Copy out all of the material exactly as presented.
— Start Available records —
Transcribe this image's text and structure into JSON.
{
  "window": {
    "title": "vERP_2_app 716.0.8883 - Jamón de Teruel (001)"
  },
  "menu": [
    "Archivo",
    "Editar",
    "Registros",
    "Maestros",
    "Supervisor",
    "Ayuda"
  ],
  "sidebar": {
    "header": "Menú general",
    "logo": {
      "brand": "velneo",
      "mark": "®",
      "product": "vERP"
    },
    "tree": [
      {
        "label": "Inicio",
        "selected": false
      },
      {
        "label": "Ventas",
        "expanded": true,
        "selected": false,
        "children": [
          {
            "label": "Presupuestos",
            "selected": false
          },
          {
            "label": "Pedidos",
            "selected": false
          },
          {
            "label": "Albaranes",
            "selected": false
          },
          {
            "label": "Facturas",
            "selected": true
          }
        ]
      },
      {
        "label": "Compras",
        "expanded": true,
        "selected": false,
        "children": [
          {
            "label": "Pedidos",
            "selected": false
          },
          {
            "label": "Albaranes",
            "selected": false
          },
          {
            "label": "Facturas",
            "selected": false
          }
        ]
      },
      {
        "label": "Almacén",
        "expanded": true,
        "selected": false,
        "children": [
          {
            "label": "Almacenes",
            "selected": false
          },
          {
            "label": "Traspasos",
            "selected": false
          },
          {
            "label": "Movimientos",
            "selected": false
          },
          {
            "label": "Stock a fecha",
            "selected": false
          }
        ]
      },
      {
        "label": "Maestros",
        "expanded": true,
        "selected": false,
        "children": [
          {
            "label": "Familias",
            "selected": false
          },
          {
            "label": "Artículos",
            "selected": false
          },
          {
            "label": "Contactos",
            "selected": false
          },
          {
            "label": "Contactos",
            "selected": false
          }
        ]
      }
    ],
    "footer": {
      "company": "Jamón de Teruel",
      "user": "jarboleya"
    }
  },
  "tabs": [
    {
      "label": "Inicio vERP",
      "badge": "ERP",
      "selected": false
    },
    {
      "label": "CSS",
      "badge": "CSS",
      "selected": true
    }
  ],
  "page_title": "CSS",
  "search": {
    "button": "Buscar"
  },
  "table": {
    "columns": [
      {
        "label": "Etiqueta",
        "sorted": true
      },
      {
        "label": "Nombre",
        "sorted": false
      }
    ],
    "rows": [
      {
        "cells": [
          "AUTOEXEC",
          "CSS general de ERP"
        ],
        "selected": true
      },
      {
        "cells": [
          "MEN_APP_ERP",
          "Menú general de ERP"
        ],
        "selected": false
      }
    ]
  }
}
— End Available records —
→ Response
Transcribe this image's text and structure into JSON.
{
  "window": {
    "title": "vERP_2_app 716.0.8883 - Jamón de Teruel (001)"
  },
  "menu": [
    "Archivo",
    "Editar",
    "Registros",
    "Maestros",
    "Supervisor",
    "Ayuda"
  ],
  "sidebar": {
    "header": "Menú general",
    "logo": {
      "brand": "velneo",
      "mark": "®",
      "product": "vERP"
    },
    "tree": [
      {
        "label": "Inicio",
        "selected": false
      },
      {
        "label": "Ventas",
        "expanded": true,
        "selected": false,
        "children": [
          {
            "label": "Presupuestos",
            "selected": false
          },
          {
            "label": "Pedidos",
            "selected": false
          },
          {
            "label": "Albaranes",
            "selected": false
          },
          {
            "label": "Facturas",
            "selected": true
          }
        ]
      },
      {
        "label": "Compras",
        "expanded": true,
        "selected": false,
        "children": [
          {
            "label": "Pedidos",
            "selected": false
          },
          {
            "label": "Albaranes",
            "selected": false
          },
          {
            "label": "Facturas",
            "selected": false
          }
        ]
      },
      {
        "label": "Almacén",
        "expanded": true,
        "selected": false,
        "children": [
          {
            "label": "Almacenes",
            "selected": false
          },
          {
            "label": "Traspasos",
            "selected": false
          },
          {
            "label": "Movimientos",
            "selected": false
          },
          {
            "label": "Stock a fecha",
            "selected": false
          }
        ]
      },
      {
        "label": "Maestros",
        "expanded": true,
        "selected": false,
        "children": [
          {
            "label": "Familias",
            "selected": false
          },
          {
            "label": "Artículos",
            "selected": false
          },
          {
            "label": "Contactos",
            "selected": false
          },
          {
            "label": "Contactos",
            "selected": false
          }
        ]
      }
    ],
    "footer": {
      "company": "Jamón de Teruel",
      "user": "jarboleya"
    }
  },
  "tabs": [
    {
      "label": "Inicio vERP",
      "badge": "ERP",
      "selected": false
    },
    {
      "label": "CSS",
      "badge": "CSS",
      "selected": true
    }
  ],
  "page_title": "CSS",
  "search": {
    "button": "Buscar"
  },
  "table": {
    "columns": [
      {
        "label": "Etiqueta",
        "sorted": true
      },
      {
        "label": "Nombre",
        "sorted": false
      }
    ],
    "rows": [
      {
        "cells": [
          "AUTOEXEC",
          "CSS general de ERP"
        ],
        "selected": true
      },
      {
        "cells": [
          "MEN_APP_ERP",
          "Menú general de ERP"
        ],
        "selected": false
      }
    ]
  }
}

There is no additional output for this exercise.